Recorded data:
## begin
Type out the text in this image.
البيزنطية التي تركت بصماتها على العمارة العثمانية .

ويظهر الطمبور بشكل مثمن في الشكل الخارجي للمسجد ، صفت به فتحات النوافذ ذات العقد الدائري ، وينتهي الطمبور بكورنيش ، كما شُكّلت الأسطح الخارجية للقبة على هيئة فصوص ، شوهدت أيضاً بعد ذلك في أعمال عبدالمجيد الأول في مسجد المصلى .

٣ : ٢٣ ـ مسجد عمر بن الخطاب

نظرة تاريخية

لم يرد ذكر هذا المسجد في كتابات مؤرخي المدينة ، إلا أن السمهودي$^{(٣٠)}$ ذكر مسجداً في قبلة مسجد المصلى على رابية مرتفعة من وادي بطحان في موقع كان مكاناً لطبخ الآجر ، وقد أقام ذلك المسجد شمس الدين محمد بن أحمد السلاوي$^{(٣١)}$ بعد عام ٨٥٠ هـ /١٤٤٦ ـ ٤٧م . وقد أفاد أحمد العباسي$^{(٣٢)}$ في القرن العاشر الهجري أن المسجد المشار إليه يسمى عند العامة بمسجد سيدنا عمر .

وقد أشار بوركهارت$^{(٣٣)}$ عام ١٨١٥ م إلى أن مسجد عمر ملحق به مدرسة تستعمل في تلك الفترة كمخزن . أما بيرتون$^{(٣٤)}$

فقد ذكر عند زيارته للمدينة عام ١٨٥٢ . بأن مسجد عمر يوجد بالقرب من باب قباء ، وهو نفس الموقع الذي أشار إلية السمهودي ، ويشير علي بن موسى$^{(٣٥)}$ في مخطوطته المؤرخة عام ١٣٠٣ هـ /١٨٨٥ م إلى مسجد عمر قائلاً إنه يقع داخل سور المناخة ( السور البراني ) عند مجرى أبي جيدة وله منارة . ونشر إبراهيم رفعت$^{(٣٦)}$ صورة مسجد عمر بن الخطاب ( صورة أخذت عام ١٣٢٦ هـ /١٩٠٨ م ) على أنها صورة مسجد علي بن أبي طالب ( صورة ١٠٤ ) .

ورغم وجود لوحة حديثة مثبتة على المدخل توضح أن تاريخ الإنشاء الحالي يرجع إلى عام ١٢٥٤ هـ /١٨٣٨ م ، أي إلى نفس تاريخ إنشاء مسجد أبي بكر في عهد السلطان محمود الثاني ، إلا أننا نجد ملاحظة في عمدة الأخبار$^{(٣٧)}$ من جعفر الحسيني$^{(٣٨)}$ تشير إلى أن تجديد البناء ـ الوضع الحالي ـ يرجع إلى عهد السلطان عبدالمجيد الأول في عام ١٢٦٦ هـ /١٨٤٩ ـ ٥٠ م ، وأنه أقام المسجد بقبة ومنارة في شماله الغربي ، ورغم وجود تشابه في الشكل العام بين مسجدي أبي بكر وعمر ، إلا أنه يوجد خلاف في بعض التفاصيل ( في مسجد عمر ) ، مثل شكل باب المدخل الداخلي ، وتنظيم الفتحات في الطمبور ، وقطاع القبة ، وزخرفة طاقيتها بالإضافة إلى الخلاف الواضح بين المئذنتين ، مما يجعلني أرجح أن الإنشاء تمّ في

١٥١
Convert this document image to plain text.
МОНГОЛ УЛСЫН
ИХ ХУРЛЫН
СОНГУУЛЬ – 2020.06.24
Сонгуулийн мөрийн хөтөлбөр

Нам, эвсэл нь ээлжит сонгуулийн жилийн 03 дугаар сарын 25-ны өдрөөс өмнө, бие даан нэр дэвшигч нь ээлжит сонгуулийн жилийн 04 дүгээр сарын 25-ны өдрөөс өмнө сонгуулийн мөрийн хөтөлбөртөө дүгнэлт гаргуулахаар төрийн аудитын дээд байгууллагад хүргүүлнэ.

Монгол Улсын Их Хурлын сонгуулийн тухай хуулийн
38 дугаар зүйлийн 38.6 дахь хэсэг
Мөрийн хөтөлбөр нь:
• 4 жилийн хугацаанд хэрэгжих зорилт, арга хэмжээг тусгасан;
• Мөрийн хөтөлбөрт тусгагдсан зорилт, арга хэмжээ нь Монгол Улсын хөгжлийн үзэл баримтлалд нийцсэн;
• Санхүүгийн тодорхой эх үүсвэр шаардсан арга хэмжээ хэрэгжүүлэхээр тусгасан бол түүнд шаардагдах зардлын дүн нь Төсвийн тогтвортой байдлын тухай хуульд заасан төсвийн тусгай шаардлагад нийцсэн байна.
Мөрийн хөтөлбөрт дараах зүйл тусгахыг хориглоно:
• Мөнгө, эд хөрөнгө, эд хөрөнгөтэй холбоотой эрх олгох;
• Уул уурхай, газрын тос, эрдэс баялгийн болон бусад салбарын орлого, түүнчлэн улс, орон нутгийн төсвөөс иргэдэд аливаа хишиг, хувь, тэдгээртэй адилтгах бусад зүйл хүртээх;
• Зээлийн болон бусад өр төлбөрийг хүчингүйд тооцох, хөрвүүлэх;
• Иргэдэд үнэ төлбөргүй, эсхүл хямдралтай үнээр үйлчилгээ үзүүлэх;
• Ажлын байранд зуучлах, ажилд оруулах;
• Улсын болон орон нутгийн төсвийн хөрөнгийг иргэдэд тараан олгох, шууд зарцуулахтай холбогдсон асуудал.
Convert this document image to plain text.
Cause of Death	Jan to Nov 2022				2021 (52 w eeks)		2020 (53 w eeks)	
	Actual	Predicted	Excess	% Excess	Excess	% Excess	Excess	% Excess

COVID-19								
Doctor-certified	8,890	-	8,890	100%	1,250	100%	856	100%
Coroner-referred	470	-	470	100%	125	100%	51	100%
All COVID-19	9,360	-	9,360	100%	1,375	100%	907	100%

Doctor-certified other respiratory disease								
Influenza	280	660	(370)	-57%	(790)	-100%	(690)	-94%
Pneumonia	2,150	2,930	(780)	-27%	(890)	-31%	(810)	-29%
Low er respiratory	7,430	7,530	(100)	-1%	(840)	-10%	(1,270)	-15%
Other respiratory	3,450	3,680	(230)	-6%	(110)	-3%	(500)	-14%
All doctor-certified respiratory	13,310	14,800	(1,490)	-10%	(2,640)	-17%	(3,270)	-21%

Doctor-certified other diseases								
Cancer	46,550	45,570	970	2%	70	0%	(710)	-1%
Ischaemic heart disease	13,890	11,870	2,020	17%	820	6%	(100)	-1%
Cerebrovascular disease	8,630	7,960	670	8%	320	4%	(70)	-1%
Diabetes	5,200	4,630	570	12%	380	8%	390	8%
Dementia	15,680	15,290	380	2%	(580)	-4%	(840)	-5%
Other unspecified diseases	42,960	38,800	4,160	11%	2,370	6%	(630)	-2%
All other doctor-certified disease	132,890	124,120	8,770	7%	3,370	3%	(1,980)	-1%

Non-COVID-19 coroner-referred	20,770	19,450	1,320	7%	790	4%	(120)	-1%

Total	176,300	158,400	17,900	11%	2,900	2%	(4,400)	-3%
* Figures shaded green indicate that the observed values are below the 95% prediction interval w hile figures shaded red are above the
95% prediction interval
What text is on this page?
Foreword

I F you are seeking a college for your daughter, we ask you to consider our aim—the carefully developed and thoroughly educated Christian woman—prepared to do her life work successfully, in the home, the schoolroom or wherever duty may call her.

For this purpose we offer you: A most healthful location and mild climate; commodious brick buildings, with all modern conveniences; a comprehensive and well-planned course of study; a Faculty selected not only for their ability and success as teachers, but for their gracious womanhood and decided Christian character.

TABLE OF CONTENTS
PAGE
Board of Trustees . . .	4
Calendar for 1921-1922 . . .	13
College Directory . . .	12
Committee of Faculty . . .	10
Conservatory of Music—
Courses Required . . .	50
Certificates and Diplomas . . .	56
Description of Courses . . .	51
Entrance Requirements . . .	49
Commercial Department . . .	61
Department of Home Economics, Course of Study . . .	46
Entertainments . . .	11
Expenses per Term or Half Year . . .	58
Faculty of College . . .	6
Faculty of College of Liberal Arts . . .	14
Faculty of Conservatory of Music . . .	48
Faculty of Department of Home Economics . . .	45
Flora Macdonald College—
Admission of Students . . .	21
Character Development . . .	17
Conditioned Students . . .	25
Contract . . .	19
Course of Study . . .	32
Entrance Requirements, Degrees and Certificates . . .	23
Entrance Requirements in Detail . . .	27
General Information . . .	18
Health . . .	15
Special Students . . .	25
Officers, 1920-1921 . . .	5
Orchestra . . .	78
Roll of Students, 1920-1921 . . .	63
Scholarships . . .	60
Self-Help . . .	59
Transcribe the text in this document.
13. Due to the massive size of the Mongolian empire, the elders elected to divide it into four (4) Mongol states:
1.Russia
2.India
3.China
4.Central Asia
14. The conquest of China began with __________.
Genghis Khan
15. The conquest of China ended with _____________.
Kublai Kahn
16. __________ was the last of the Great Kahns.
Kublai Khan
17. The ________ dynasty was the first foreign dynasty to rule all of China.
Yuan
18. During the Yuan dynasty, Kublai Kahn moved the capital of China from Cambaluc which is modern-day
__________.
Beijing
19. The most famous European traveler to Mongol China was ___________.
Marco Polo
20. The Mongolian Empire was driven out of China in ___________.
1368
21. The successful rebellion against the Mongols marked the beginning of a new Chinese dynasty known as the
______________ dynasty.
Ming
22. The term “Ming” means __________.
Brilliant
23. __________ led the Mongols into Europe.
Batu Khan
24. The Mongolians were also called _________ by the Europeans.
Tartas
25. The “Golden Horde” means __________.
## end
WHAT IS ASKED: Only the lines from the one with "Transcribe the text in this document." through the end of the material are wanted; copy them exactly, both ends included.

OUTPUT FOR THIS EXERCISE:
Transcribe the text in this document.
13. Due to the massive size of the Mongolian empire, the elders elected to divide it into four (4) Mongol states:
1.Russia
2.India
3.China
4.Central Asia
14. The conquest of China began with __________.
Genghis Khan
15. The conquest of China ended with _____________.
Kublai Kahn
16. __________ was the last of the Great Kahns.
Kublai Khan
17. The ________ dynasty was the first foreign dynasty to rule all of China.
Yuan
18. During the Yuan dynasty, Kublai Kahn moved the capital of China from Cambaluc which is modern-day
__________.
Beijing
19. The most famous European traveler to Mongol China was ___________.
Marco Polo
20. The Mongolian Empire was driven out of China in ___________.
1368
21. The successful rebellion against the Mongols marked the beginning of a new Chinese dynasty known as the
______________ dynasty.
Ming
22. The term “Ming” means __________.
Brilliant
23. __________ led the Mongols into Europe.
Batu Khan
24. The Mongolians were also called _________ by the Europeans.
Tartas
25. The “Golden Horde” means __________.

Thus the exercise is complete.